WHAT THE TASK REQUIRES – Pick out each line with the word "保护我们的地球" from the material that follows.

SOURCE MATERIAL –
####

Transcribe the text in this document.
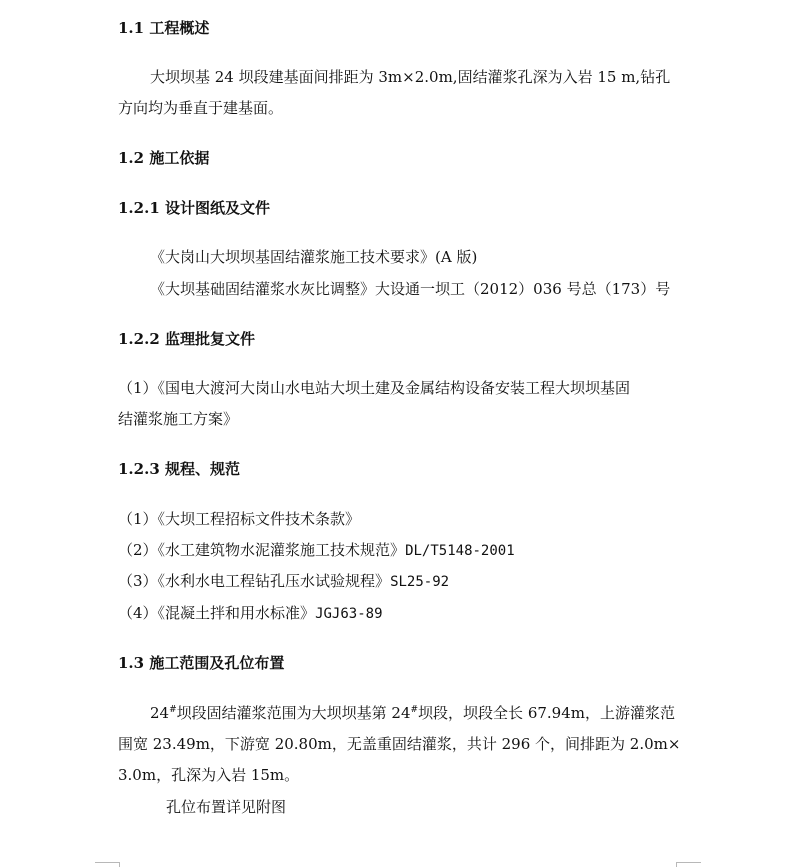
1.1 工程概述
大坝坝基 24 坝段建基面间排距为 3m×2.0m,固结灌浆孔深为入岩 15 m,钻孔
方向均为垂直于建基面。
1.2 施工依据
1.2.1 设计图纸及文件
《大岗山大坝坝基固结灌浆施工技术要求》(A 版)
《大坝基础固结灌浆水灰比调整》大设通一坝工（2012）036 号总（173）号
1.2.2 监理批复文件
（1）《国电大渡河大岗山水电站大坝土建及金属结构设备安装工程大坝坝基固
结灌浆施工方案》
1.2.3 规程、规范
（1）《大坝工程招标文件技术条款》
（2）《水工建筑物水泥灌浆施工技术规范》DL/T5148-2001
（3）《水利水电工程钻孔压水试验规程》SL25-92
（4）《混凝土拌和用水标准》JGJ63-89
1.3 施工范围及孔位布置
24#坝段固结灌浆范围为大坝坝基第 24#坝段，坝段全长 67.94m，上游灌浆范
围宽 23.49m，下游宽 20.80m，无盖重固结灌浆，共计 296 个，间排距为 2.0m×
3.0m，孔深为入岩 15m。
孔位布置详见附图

####

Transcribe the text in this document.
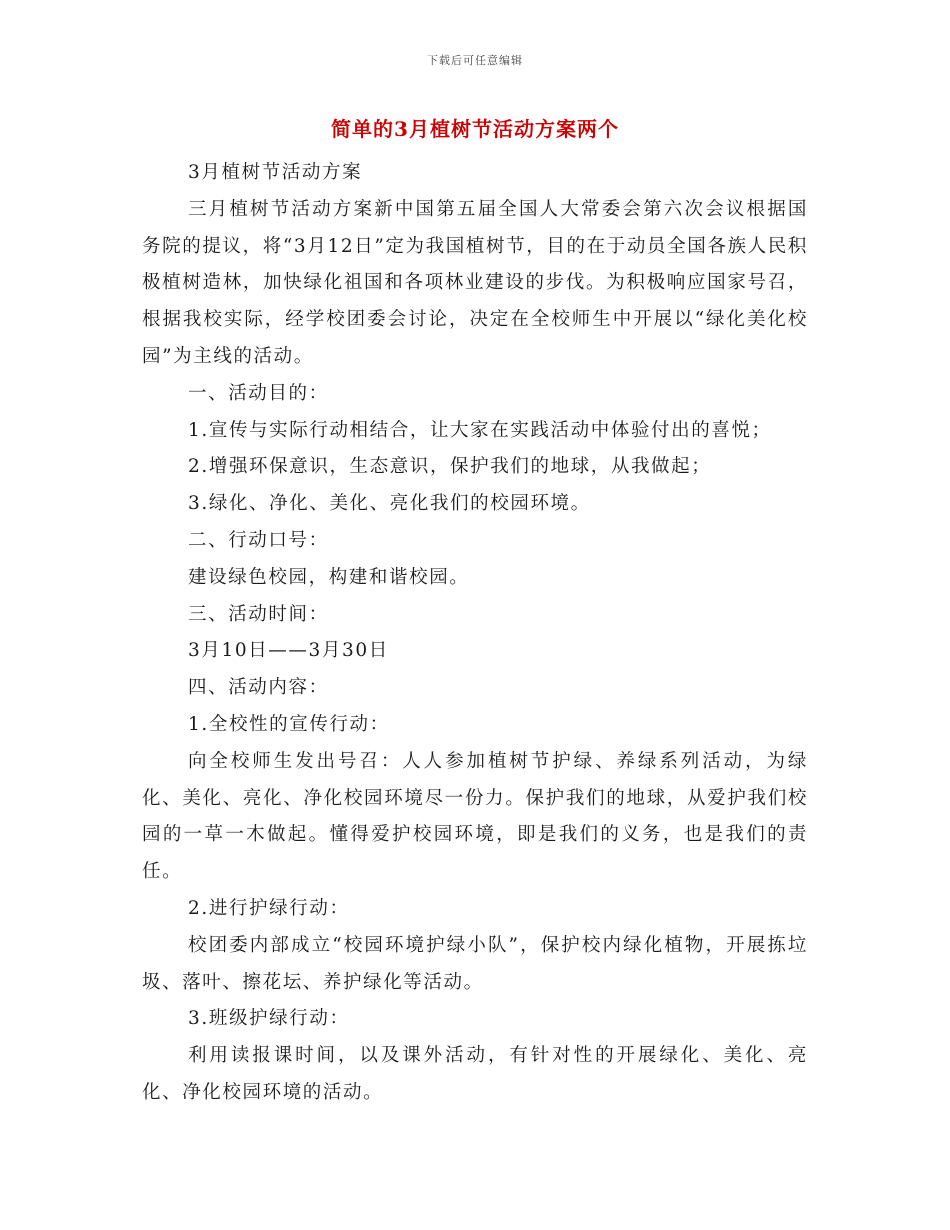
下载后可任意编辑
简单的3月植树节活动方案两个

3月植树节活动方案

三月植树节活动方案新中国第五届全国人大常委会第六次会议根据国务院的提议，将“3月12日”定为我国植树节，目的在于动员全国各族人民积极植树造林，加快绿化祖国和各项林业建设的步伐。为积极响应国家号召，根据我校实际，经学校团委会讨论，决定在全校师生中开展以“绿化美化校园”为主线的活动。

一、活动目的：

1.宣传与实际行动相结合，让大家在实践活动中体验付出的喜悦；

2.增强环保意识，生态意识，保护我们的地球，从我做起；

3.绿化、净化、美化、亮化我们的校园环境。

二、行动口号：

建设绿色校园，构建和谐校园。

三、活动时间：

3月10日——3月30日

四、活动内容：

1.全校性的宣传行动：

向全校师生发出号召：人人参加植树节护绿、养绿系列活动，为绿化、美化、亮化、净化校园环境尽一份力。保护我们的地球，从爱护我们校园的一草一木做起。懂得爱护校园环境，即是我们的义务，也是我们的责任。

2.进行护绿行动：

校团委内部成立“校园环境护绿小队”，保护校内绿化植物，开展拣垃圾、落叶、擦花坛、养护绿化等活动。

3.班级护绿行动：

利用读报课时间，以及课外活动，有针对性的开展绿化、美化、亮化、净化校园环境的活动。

####

REPLY TO THE TASK –
2.增强环保意识，生态意识，保护我们的地球，从我做起；
向全校师生发出号召：人人参加植树节护绿、养绿系列活动，为绿化、美化、亮化、净化校园环境尽一份力。保护我们的地球，从爱护我们校园的一草一木做起。懂得爱护校园环境，即是我们的义务，也是我们的责任。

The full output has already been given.